### [What to work on]
Write each line out exactly, leaving none out.

### [Exercise input]
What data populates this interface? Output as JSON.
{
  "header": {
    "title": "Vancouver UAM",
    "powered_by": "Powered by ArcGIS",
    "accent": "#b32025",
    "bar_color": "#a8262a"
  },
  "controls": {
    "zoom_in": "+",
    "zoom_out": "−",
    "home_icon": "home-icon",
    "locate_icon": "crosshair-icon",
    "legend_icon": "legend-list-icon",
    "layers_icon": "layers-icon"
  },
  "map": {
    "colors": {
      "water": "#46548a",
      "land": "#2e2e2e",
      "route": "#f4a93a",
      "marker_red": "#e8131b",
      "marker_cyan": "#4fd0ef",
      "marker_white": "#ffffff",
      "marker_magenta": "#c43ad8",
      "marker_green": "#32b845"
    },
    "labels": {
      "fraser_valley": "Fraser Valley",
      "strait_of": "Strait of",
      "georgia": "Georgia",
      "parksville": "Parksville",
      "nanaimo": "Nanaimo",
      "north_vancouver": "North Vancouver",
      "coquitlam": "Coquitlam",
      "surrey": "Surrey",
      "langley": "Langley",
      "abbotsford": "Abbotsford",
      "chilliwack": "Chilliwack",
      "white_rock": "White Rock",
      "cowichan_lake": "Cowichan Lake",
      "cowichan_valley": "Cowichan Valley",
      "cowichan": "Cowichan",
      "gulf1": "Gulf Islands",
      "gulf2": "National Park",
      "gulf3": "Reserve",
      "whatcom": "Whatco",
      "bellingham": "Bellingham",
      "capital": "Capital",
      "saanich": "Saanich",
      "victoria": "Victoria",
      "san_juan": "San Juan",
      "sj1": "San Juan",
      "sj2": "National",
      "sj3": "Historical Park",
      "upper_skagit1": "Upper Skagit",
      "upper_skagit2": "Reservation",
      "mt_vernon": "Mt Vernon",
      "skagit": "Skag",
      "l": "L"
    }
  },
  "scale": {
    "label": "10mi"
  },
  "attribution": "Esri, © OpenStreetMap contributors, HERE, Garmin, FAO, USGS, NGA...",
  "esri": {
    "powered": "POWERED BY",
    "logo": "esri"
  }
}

### [Exercise output]
What data populates this interface? Output as JSON.
{
  "header": {
    "title": "Vancouver UAM",
    "powered_by": "Powered by ArcGIS",
    "accent": "#b32025",
    "bar_color": "#a8262a"
  },
  "controls": {
    "zoom_in": "+",
    "zoom_out": "−",
    "home_icon": "home-icon",
    "locate_icon": "crosshair-icon",
    "legend_icon": "legend-list-icon",
    "layers_icon": "layers-icon"
  },
  "map": {
    "colors": {
      "water": "#46548a",
      "land": "#2e2e2e",
      "route": "#f4a93a",
      "marker_red": "#e8131b",
      "marker_cyan": "#4fd0ef",
      "marker_white": "#ffffff",
      "marker_magenta": "#c43ad8",
      "marker_green": "#32b845"
    },
    "labels": {
      "fraser_valley": "Fraser Valley",
      "strait_of": "Strait of",
      "georgia": "Georgia",
      "parksville": "Parksville",
      "nanaimo": "Nanaimo",
      "north_vancouver": "North Vancouver",
      "coquitlam": "Coquitlam",
      "surrey": "Surrey",
      "langley": "Langley",
      "abbotsford": "Abbotsford",
      "chilliwack": "Chilliwack",
      "white_rock": "White Rock",
      "cowichan_lake": "Cowichan Lake",
      "cowichan_valley": "Cowichan Valley",
      "cowichan": "Cowichan",
      "gulf1": "Gulf Islands",
      "gulf2": "National Park",
      "gulf3": "Reserve",
      "whatcom": "Whatco",
      "bellingham": "Bellingham",
      "capital": "Capital",
      "saanich": "Saanich",
      "victoria": "Victoria",
      "san_juan": "San Juan",
      "sj1": "San Juan",
      "sj2": "National",
      "sj3": "Historical Park",
      "upper_skagit1": "Upper Skagit",
      "upper_skagit2": "Reservation",
      "mt_vernon": "Mt Vernon",
      "skagit": "Skag",
      "l": "L"
    }
  },
  "scale": {
    "label": "10mi"
  },
  "attribution": "Esri, © OpenStreetMap contributors, HERE, Garmin, FAO, USGS, NGA...",
  "esri": {
    "powered": "POWERED BY",
    "logo": "esri"
  }
}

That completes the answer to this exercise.